━━ Excerpted data ━━

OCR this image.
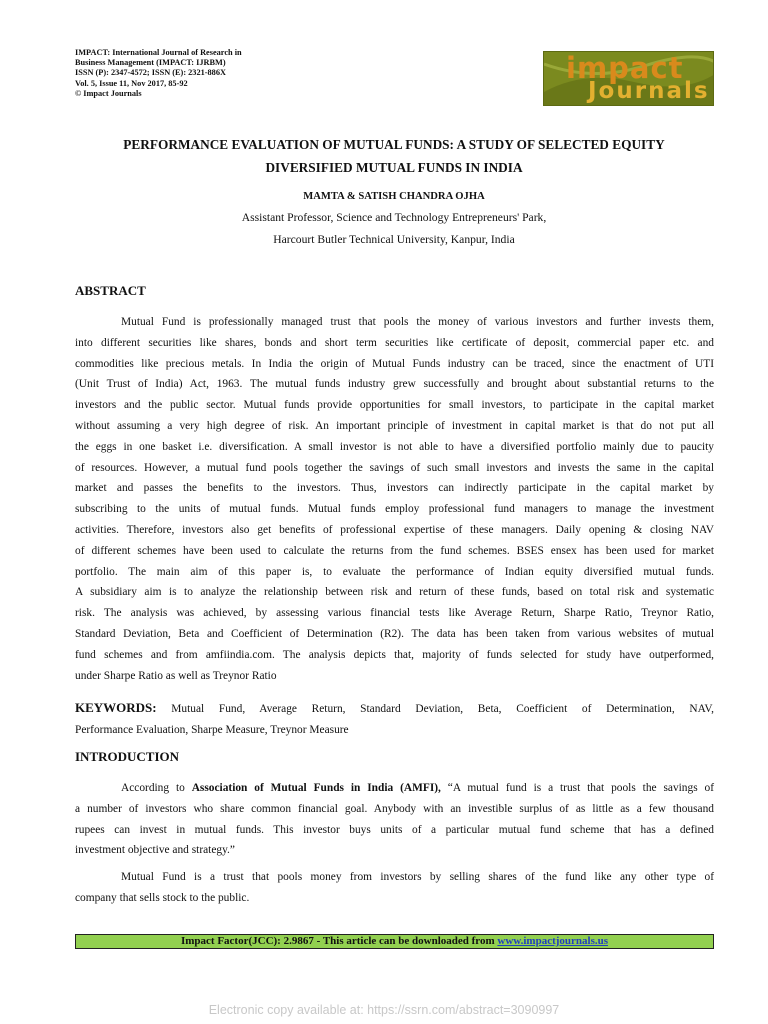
IMPACT: International Journal of Research in
Business Management (IMPACT: IJRBM)
ISSN (P): 2347-4572; ISSN (E): 2321-886X
Vol. 5, Issue 11, Nov 2017, 85-92
© Impact Journals
impact
Journals
PERFORMANCE EVALUATION OF MUTUAL FUNDS: A STUDY OF SELECTED EQUITY
DIVERSIFIED MUTUAL FUNDS IN INDIA
MAMTA & SATISH CHANDRA OJHA
Assistant Professor, Science and Technology Entrepreneurs' Park,
Harcourt Butler Technical University, Kanpur, India
ABSTRACT
Mutual Fund is professionally managed trust that pools the money of various investors and further invests them,
into different securities like shares, bonds and short term securities like certificate of deposit, commercial paper etc. and
commodities like precious metals. In India the origin of Mutual Funds industry can be traced, since the enactment of UTI
(Unit Trust of India) Act, 1963. The mutual funds industry grew successfully and brought about substantial returns to the
investors and the public sector. Mutual funds provide opportunities for small investors, to participate in the capital market
without assuming a very high degree of risk. An important principle of investment in capital market is that do not put all
the eggs in one basket i.e. diversification. A small investor is not able to have a diversified portfolio mainly due to paucity
of resources. However, a mutual fund pools together the savings of such small investors and invests the same in the capital
market and passes the benefits to the investors. Thus, investors can indirectly participate in the capital market by
subscribing to the units of mutual funds. Mutual funds employ professional fund managers to manage the investment
activities. Therefore, investors also get benefits of professional expertise of these managers. Daily opening & closing NAV
of different schemes have been used to calculate the returns from the fund schemes. BSES ensex has been used for market
portfolio. The main aim of this paper is, to evaluate the performance of Indian equity diversified mutual funds.
A subsidiary aim is to analyze the relationship between risk and return of these funds, based on total risk and systematic
risk. The analysis was achieved, by assessing various financial tests like Average Return, Sharpe Ratio, Treynor Ratio,
Standard Deviation, Beta and Coefficient of Determination (R2). The data has been taken from various websites of mutual
fund schemes and from amfiindia.com. The analysis depicts that, majority of funds selected for study have outperformed,
under Sharpe Ratio as well as Treynor Ratio
KEYWORDS: Mutual Fund, Average Return, Standard Deviation, Beta, Coefficient of Determination, NAV,
Performance Evaluation, Sharpe Measure, Treynor Measure
INTRODUCTION
According to Association of Mutual Funds in India (AMFI), “A mutual fund is a trust that pools the savings of
a number of investors who share common financial goal. Anybody with an investible surplus of as little as a few thousand
rupees can invest in mutual funds. This investor buys units of a particular mutual fund scheme that has a defined
investment objective and strategy.”
Mutual Fund is a trust that pools money from investors by selling shares of the fund like any other type of
company that sells stock to the public.
Impact Factor(JCC): 2.9867 - This article can be downloaded from www.impactjournals.us
Electronic copy available at: https://ssrn.com/abstract=3090997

━━━

→ **Exercise instructions**
Among the lines of the material above, how many include the string "Coefficient"? Report only that number.

→ **Result below**
2